Data records
— Start —
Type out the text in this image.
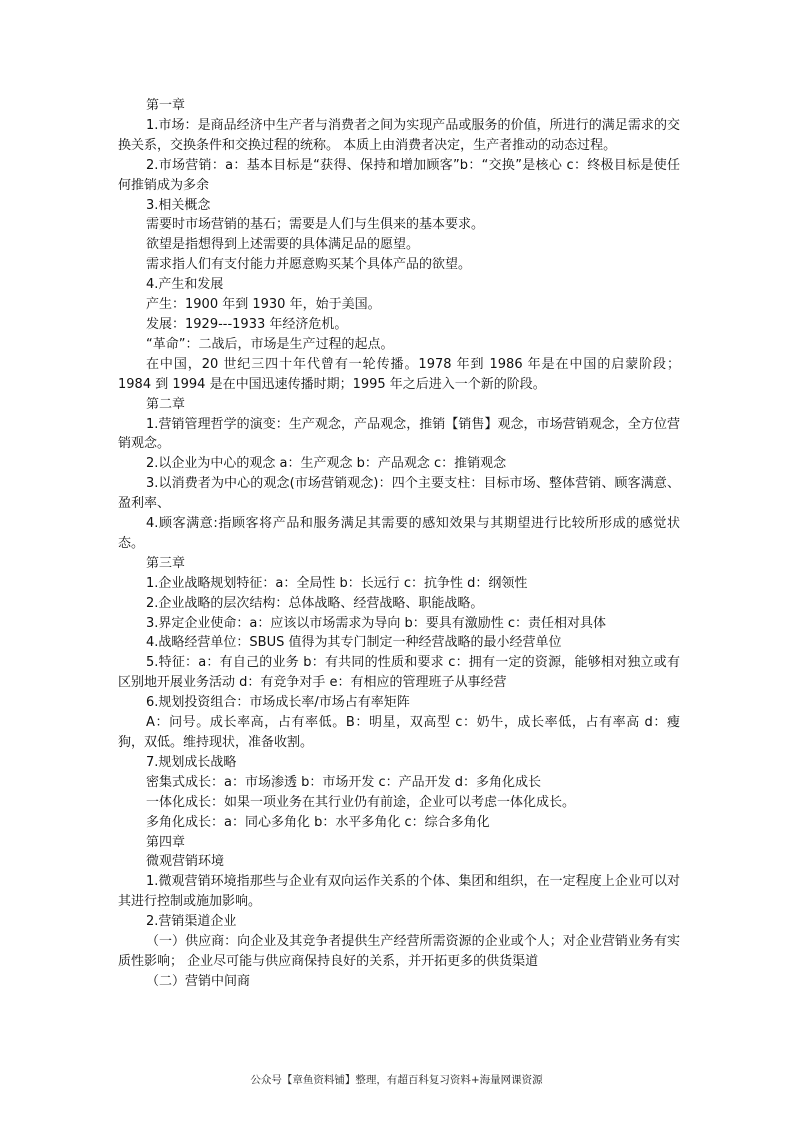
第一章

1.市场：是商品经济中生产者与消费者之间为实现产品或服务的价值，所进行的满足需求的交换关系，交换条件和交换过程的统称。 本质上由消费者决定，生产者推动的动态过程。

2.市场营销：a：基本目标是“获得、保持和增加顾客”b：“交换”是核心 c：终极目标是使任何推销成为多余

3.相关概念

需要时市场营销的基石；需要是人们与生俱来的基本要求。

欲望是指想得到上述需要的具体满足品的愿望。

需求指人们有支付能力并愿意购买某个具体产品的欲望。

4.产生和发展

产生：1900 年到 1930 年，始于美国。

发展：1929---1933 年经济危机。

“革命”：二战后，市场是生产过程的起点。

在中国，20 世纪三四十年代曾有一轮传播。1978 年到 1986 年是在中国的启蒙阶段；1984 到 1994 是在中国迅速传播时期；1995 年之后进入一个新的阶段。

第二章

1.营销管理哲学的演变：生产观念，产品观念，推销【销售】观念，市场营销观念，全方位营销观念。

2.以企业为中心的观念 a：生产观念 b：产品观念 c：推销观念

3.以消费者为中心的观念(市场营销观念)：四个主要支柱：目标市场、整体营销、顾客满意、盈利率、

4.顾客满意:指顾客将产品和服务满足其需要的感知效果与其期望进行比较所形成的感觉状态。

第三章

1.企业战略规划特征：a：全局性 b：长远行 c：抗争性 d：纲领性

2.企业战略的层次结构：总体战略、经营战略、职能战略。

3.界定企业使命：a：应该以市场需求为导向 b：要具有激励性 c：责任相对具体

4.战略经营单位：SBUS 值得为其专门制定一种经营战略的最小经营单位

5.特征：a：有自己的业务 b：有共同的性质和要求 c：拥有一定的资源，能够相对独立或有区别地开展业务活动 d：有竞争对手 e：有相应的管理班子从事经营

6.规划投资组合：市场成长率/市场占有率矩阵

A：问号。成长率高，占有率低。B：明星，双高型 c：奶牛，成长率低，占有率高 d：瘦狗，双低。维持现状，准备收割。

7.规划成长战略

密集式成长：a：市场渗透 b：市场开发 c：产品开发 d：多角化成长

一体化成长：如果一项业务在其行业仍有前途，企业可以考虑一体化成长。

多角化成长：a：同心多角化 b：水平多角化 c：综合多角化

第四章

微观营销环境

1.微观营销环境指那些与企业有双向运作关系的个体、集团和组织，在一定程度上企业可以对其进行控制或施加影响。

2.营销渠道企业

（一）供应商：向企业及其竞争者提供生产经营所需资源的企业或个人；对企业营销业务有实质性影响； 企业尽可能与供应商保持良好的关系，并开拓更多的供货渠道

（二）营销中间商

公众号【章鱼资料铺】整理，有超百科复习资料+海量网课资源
— End —
• **TASK DIRECTIONS**
Copy every record character for character. Skip the pictures.

• **RESULT FOR THIS EXERCISE**
Type out the text in this image.
第一章

1.市场：是商品经济中生产者与消费者之间为实现产品或服务的价值，所进行的满足需求的交换关系，交换条件和交换过程的统称。 本质上由消费者决定，生产者推动的动态过程。

2.市场营销：a：基本目标是“获得、保持和增加顾客”b：“交换”是核心 c：终极目标是使任何推销成为多余

3.相关概念

需要时市场营销的基石；需要是人们与生俱来的基本要求。

欲望是指想得到上述需要的具体满足品的愿望。

需求指人们有支付能力并愿意购买某个具体产品的欲望。

4.产生和发展

产生：1900 年到 1930 年，始于美国。

发展：1929---1933 年经济危机。

“革命”：二战后，市场是生产过程的起点。

在中国，20 世纪三四十年代曾有一轮传播。1978 年到 1986 年是在中国的启蒙阶段；1984 到 1994 是在中国迅速传播时期；1995 年之后进入一个新的阶段。

第二章

1.营销管理哲学的演变：生产观念，产品观念，推销【销售】观念，市场营销观念，全方位营销观念。

2.以企业为中心的观念 a：生产观念 b：产品观念 c：推销观念

3.以消费者为中心的观念(市场营销观念)：四个主要支柱：目标市场、整体营销、顾客满意、盈利率、

4.顾客满意:指顾客将产品和服务满足其需要的感知效果与其期望进行比较所形成的感觉状态。

第三章

1.企业战略规划特征：a：全局性 b：长远行 c：抗争性 d：纲领性

2.企业战略的层次结构：总体战略、经营战略、职能战略。

3.界定企业使命：a：应该以市场需求为导向 b：要具有激励性 c：责任相对具体

4.战略经营单位：SBUS 值得为其专门制定一种经营战略的最小经营单位

5.特征：a：有自己的业务 b：有共同的性质和要求 c：拥有一定的资源，能够相对独立或有区别地开展业务活动 d：有竞争对手 e：有相应的管理班子从事经营

6.规划投资组合：市场成长率/市场占有率矩阵

A：问号。成长率高，占有率低。B：明星，双高型 c：奶牛，成长率低，占有率高 d：瘦狗，双低。维持现状，准备收割。

7.规划成长战略

密集式成长：a：市场渗透 b：市场开发 c：产品开发 d：多角化成长

一体化成长：如果一项业务在其行业仍有前途，企业可以考虑一体化成长。

多角化成长：a：同心多角化 b：水平多角化 c：综合多角化

第四章

微观营销环境

1.微观营销环境指那些与企业有双向运作关系的个体、集团和组织，在一定程度上企业可以对其进行控制或施加影响。

2.营销渠道企业

（一）供应商：向企业及其竞争者提供生产经营所需资源的企业或个人；对企业营销业务有实质性影响； 企业尽可能与供应商保持良好的关系，并开拓更多的供货渠道

（二）营销中间商

公众号【章鱼资料铺】整理，有超百科复习资料+海量网课资源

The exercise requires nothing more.